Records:
## start

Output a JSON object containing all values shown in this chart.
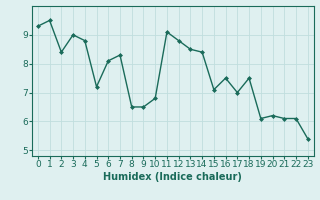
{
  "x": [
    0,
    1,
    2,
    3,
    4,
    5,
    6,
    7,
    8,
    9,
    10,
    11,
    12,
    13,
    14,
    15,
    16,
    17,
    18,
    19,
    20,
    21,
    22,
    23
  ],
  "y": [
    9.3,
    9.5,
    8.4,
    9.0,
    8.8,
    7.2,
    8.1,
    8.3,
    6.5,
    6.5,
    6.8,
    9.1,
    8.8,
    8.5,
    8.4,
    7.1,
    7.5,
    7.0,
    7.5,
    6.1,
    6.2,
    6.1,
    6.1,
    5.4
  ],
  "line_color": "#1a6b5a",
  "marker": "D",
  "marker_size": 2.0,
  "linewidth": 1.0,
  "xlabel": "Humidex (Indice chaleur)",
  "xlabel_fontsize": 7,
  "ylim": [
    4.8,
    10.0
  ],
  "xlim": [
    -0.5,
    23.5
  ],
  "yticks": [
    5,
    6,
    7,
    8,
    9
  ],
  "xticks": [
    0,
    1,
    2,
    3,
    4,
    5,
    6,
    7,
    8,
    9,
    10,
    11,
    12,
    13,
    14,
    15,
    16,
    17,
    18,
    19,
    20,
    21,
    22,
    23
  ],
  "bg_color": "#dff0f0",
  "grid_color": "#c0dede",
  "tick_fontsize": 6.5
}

## end
## start

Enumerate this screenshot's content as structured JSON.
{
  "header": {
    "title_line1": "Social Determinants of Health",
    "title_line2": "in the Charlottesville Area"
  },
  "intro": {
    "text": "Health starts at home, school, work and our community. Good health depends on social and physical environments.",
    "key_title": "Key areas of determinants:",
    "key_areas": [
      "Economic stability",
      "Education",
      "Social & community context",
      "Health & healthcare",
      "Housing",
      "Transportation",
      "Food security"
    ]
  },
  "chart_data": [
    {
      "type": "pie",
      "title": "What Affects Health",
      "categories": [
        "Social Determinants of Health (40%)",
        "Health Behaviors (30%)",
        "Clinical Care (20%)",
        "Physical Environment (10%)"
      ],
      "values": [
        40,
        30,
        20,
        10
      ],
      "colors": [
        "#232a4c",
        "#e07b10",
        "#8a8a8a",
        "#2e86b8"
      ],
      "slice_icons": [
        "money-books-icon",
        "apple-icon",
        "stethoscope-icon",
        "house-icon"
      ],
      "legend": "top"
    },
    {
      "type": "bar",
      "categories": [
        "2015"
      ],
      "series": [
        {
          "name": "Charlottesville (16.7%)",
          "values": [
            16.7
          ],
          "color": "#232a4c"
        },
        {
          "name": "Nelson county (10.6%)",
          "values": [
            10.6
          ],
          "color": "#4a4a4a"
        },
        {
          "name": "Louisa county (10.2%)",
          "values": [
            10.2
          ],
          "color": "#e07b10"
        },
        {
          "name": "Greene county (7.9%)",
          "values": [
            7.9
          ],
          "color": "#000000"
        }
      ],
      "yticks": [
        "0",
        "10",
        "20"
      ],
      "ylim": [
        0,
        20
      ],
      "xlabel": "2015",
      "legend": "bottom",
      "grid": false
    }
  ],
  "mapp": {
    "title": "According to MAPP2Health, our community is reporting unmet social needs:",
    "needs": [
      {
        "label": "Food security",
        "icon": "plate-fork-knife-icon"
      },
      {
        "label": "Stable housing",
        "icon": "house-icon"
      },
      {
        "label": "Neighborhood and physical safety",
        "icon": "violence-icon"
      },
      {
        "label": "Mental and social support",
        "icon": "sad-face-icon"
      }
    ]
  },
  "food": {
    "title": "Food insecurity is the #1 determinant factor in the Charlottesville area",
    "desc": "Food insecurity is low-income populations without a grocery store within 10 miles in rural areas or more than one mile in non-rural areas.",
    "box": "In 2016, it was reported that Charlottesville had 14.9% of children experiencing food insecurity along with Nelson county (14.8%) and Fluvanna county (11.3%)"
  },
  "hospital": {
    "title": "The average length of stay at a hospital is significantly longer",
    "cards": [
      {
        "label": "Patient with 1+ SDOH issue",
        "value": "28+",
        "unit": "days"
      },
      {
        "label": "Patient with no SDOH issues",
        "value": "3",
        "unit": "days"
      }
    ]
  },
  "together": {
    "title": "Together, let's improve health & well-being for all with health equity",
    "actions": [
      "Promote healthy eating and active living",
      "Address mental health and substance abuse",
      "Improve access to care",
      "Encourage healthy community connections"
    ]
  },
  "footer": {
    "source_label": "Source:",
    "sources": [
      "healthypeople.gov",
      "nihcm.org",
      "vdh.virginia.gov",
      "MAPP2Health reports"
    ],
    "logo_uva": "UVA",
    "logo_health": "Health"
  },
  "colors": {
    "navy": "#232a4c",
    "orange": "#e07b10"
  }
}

## end
## start

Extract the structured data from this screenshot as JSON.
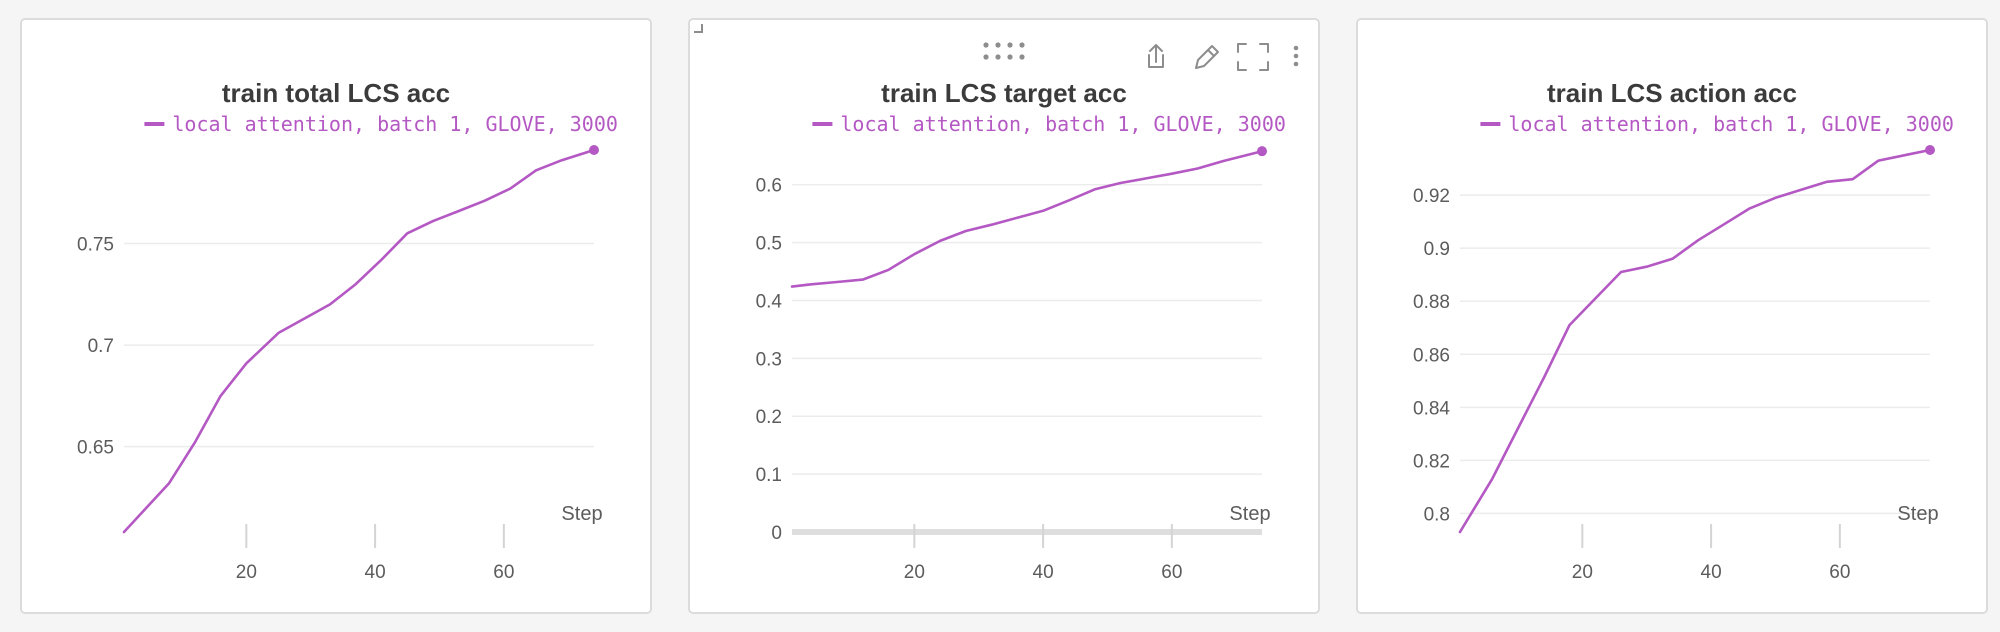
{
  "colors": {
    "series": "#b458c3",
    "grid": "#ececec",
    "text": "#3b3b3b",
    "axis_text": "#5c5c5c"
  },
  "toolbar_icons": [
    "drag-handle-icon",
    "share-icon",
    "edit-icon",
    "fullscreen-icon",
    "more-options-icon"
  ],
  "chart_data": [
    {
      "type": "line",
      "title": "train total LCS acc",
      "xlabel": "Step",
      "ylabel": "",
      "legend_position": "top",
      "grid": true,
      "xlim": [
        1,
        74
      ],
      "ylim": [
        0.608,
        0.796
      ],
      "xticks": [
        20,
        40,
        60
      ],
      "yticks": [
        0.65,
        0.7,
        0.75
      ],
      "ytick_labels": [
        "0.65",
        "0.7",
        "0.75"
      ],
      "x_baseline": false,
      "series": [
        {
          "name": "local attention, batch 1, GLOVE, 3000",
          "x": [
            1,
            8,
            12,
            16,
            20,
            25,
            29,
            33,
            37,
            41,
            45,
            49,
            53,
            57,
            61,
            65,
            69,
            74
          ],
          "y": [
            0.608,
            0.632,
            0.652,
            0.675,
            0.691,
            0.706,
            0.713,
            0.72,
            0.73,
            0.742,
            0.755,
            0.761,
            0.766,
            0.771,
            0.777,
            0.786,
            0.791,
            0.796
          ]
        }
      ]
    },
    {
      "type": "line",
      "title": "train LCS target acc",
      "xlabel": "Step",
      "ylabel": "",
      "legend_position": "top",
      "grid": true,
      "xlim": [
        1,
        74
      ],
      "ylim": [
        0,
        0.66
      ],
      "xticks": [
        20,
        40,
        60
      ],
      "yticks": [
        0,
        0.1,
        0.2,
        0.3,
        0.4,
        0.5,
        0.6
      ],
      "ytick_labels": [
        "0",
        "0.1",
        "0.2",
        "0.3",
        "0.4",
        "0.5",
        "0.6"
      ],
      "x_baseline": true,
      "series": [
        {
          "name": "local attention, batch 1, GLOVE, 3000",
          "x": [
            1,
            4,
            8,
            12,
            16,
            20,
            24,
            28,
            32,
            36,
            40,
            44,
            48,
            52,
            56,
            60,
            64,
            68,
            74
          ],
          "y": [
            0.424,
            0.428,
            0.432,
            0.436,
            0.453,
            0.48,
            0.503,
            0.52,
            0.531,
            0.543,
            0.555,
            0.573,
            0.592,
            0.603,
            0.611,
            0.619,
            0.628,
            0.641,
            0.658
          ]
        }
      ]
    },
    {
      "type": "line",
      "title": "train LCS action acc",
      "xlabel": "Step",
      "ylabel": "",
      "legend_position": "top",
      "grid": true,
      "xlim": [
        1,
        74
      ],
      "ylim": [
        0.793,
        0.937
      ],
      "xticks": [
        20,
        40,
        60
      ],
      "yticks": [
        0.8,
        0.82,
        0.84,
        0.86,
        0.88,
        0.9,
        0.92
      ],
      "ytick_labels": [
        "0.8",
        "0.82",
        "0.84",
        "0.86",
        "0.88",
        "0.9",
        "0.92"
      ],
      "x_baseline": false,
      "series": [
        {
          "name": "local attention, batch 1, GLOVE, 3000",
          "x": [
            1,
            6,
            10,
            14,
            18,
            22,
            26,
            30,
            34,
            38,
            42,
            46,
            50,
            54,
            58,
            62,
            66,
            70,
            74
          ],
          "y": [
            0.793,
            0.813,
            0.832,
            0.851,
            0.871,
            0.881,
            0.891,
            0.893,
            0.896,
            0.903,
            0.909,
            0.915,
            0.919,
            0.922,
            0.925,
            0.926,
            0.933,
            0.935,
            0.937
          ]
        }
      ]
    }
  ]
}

## end

EXERCISE REQUIREMENTS:
Which lines hold the word "insecurity"? Return all of them from the records above.

WRITTEN RESPONSE:
    "title": "Food insecurity is the #1 determinant factor in the Charlottesville area",
    "desc": "Food insecurity is low-income populations without a grocery store within 10 miles in rural areas or more than one mile in non-rural areas.",
    "box": "In 2016, it was reported that Charlottesville had 14.9% of children experiencing food insecurity along with Nelson county (14.8%) and Fluvanna county (11.3%)"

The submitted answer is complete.